• Given problem
Copy each line of the data below with the word "icon".

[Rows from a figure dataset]

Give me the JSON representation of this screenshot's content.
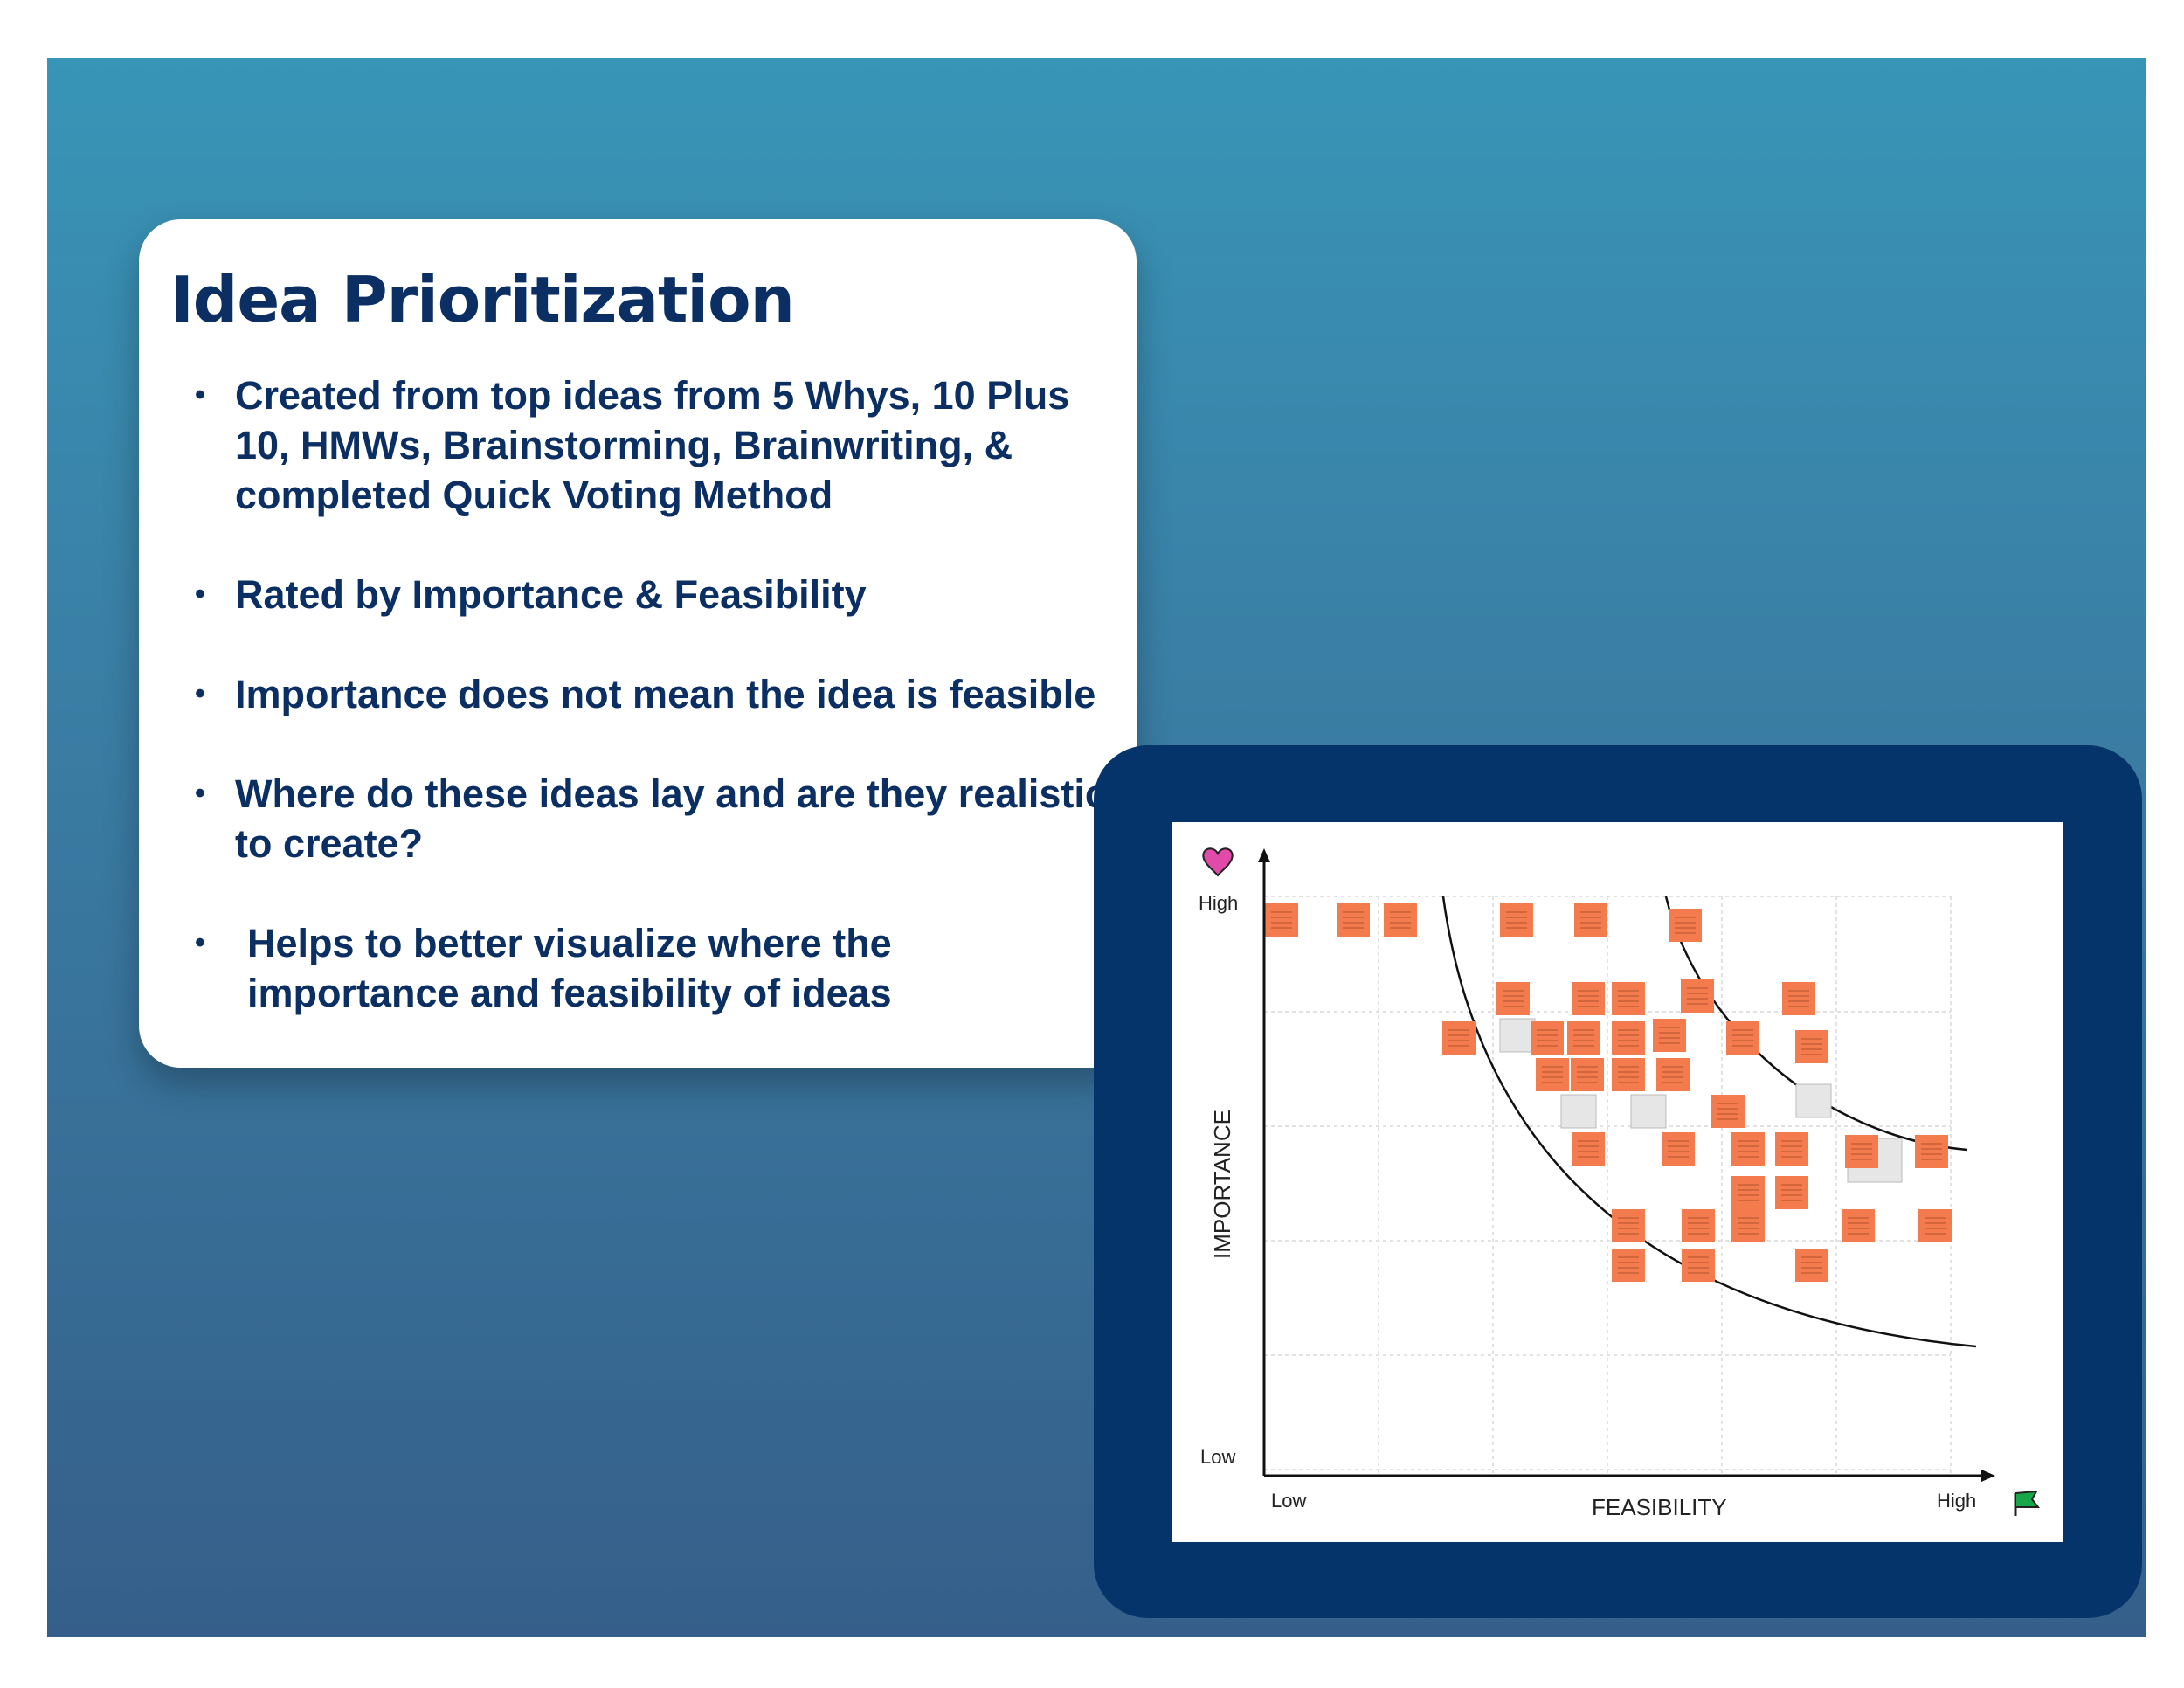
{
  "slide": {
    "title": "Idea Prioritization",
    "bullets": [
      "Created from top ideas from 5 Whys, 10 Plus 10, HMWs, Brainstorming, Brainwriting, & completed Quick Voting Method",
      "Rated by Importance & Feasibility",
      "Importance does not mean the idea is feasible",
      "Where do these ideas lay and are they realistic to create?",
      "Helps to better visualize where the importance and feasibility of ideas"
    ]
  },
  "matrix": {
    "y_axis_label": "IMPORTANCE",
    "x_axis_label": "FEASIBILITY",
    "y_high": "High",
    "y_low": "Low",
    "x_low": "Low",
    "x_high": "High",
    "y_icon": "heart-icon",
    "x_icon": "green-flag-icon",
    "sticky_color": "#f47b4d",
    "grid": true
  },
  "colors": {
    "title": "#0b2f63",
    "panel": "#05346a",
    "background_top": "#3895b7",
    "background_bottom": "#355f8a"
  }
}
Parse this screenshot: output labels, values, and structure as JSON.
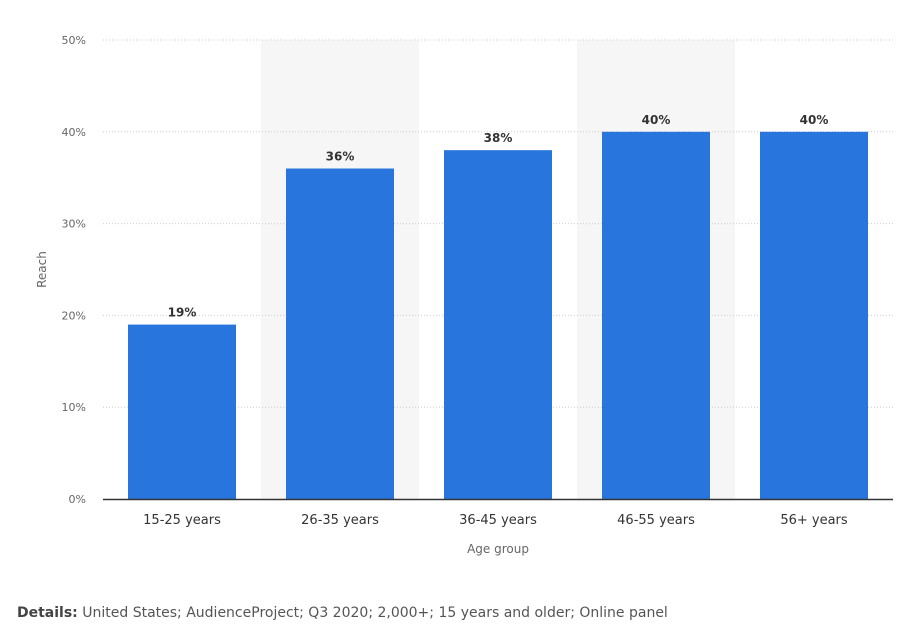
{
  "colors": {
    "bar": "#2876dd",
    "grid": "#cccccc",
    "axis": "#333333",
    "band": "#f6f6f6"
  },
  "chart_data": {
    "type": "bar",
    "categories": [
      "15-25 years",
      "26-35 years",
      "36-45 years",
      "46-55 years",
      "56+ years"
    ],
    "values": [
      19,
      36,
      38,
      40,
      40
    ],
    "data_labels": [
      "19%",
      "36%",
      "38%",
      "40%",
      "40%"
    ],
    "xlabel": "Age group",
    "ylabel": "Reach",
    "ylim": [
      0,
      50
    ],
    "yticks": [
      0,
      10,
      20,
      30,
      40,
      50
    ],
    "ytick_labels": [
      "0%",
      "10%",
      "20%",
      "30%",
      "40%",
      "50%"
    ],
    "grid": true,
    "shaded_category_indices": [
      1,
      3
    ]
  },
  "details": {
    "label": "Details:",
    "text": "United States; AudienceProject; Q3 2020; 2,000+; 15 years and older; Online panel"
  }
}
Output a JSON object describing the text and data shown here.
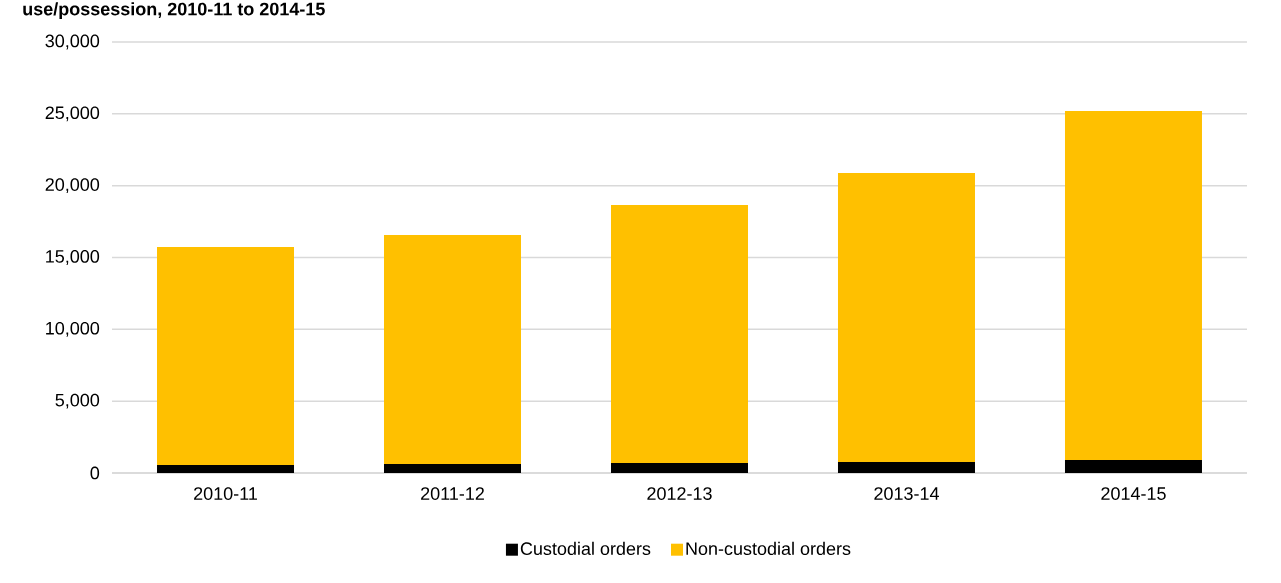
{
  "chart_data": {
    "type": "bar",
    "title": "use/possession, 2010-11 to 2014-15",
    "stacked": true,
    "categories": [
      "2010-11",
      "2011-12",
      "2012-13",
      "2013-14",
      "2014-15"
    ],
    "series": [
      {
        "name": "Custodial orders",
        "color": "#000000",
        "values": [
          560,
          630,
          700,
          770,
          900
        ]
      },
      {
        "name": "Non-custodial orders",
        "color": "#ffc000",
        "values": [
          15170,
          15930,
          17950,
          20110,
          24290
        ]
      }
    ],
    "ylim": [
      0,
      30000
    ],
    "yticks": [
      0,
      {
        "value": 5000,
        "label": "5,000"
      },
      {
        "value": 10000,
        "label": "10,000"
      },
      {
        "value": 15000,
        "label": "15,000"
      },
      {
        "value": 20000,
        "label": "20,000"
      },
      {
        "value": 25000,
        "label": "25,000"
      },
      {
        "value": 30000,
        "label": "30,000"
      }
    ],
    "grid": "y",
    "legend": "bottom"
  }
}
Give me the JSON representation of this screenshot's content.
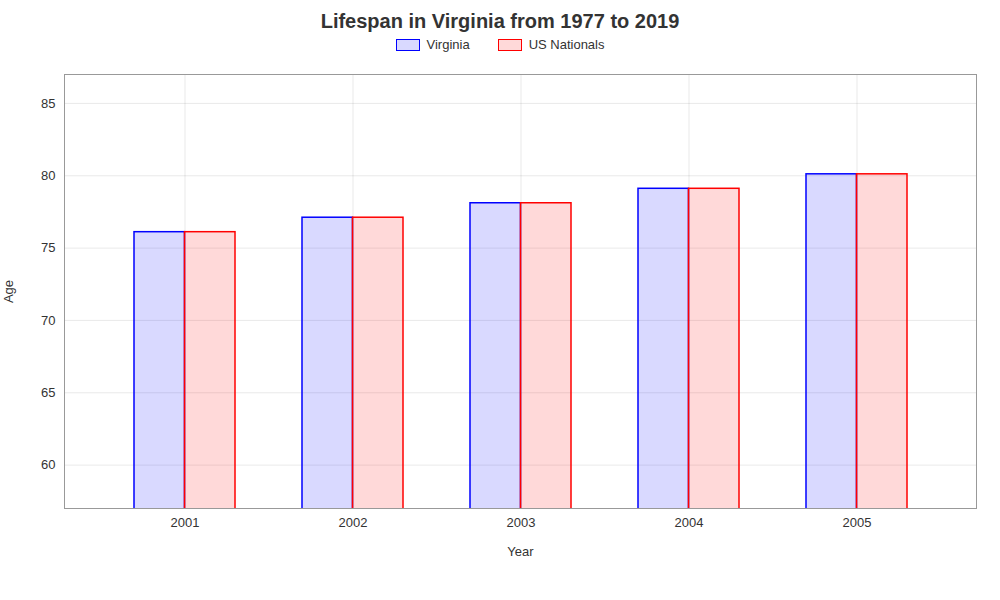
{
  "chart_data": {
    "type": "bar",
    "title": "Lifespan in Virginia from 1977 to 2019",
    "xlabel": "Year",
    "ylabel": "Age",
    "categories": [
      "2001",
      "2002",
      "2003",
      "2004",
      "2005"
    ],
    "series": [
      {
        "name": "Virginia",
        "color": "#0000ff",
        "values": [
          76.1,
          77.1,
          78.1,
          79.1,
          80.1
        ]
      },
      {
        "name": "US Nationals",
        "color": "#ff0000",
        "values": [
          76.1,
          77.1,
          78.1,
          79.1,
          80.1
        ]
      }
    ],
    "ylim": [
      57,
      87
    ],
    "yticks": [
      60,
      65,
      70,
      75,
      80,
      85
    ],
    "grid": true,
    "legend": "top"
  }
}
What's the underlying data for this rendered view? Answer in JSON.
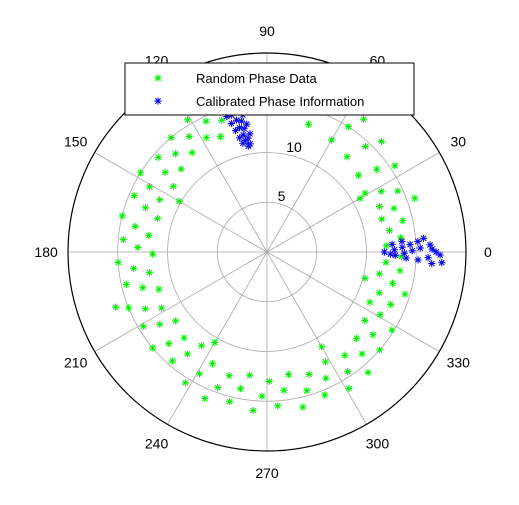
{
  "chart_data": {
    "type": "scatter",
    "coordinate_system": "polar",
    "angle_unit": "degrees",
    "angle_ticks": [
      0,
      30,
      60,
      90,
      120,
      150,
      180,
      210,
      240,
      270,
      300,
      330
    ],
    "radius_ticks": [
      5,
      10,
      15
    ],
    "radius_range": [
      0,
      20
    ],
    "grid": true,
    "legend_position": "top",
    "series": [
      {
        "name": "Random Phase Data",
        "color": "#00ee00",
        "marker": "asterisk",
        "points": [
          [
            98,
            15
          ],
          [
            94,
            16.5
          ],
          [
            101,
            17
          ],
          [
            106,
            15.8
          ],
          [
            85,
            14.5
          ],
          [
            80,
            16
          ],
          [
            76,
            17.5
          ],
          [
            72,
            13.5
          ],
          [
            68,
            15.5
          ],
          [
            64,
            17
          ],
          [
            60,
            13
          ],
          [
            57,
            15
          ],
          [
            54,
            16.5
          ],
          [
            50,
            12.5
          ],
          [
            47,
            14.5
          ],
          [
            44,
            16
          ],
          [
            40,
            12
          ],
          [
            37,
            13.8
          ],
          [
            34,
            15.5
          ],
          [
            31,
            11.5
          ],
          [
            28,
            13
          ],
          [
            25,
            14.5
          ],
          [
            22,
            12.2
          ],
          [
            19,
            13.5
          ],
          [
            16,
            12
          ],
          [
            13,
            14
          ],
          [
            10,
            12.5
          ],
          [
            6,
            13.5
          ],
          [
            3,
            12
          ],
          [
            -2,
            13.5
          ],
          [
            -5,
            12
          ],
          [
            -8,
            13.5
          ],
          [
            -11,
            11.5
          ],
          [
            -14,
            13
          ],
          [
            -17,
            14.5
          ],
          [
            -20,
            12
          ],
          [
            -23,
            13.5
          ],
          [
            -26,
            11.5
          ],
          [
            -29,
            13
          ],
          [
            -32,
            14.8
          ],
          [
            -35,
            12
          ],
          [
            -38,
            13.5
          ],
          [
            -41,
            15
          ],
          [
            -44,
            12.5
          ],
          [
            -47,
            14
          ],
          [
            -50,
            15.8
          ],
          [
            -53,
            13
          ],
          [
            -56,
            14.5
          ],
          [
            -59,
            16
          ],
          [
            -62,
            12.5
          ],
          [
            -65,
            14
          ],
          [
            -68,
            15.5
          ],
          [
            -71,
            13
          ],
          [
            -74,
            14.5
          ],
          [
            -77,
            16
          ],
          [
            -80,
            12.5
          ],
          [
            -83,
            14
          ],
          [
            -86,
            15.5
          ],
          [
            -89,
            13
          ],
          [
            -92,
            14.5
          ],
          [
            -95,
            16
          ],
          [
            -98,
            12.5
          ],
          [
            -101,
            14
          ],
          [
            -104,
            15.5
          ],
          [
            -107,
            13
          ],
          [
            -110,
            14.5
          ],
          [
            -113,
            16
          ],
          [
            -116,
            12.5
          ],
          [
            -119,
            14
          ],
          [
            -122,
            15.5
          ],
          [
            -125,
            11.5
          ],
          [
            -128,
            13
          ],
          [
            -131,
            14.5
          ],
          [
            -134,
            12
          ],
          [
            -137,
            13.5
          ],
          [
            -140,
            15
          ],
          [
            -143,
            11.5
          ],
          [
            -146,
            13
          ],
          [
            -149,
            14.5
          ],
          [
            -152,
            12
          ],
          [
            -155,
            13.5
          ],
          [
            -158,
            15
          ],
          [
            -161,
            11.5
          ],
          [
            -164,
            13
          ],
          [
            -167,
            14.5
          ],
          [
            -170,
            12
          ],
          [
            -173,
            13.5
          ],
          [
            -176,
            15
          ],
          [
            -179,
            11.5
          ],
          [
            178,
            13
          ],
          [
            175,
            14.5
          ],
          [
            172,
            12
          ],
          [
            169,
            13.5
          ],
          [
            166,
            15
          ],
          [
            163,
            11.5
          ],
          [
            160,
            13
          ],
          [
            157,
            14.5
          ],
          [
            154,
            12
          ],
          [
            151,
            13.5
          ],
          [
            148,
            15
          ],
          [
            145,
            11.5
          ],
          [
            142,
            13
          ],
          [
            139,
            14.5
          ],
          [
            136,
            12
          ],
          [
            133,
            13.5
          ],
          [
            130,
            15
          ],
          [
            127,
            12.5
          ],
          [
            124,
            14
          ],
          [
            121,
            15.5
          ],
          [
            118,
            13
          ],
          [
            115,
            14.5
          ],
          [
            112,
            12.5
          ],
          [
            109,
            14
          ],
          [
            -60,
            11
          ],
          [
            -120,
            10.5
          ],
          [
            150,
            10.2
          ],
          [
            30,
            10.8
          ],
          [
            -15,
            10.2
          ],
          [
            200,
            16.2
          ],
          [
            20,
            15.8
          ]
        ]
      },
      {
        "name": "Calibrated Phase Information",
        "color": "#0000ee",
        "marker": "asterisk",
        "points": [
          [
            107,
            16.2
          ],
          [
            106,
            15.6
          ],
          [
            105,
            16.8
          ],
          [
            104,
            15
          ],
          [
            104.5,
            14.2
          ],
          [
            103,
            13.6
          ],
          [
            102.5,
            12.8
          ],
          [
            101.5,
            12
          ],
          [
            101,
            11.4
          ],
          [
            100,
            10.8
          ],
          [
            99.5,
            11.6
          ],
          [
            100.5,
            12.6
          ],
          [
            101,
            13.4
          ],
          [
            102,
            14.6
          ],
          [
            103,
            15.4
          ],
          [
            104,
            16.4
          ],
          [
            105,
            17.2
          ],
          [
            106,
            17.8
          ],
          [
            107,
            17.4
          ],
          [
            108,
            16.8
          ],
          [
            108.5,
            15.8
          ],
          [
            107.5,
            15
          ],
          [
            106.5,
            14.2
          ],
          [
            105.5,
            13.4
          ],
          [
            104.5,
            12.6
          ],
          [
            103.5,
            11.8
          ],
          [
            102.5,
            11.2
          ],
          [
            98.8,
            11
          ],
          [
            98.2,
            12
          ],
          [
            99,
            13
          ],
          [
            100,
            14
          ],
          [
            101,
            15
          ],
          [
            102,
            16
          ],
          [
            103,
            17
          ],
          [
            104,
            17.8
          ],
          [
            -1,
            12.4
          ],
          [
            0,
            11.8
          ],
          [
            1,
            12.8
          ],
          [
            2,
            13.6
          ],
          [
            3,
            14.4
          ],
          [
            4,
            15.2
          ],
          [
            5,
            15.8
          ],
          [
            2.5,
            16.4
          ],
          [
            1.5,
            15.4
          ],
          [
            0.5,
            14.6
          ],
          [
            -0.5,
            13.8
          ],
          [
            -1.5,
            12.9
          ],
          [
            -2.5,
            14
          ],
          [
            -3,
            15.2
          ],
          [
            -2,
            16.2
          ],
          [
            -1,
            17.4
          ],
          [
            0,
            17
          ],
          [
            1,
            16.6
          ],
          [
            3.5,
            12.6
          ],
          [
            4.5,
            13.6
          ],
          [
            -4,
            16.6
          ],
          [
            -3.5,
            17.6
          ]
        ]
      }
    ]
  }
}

• Complete response
    "y_icon": "heart-icon",
    "x_icon": "green-flag-icon",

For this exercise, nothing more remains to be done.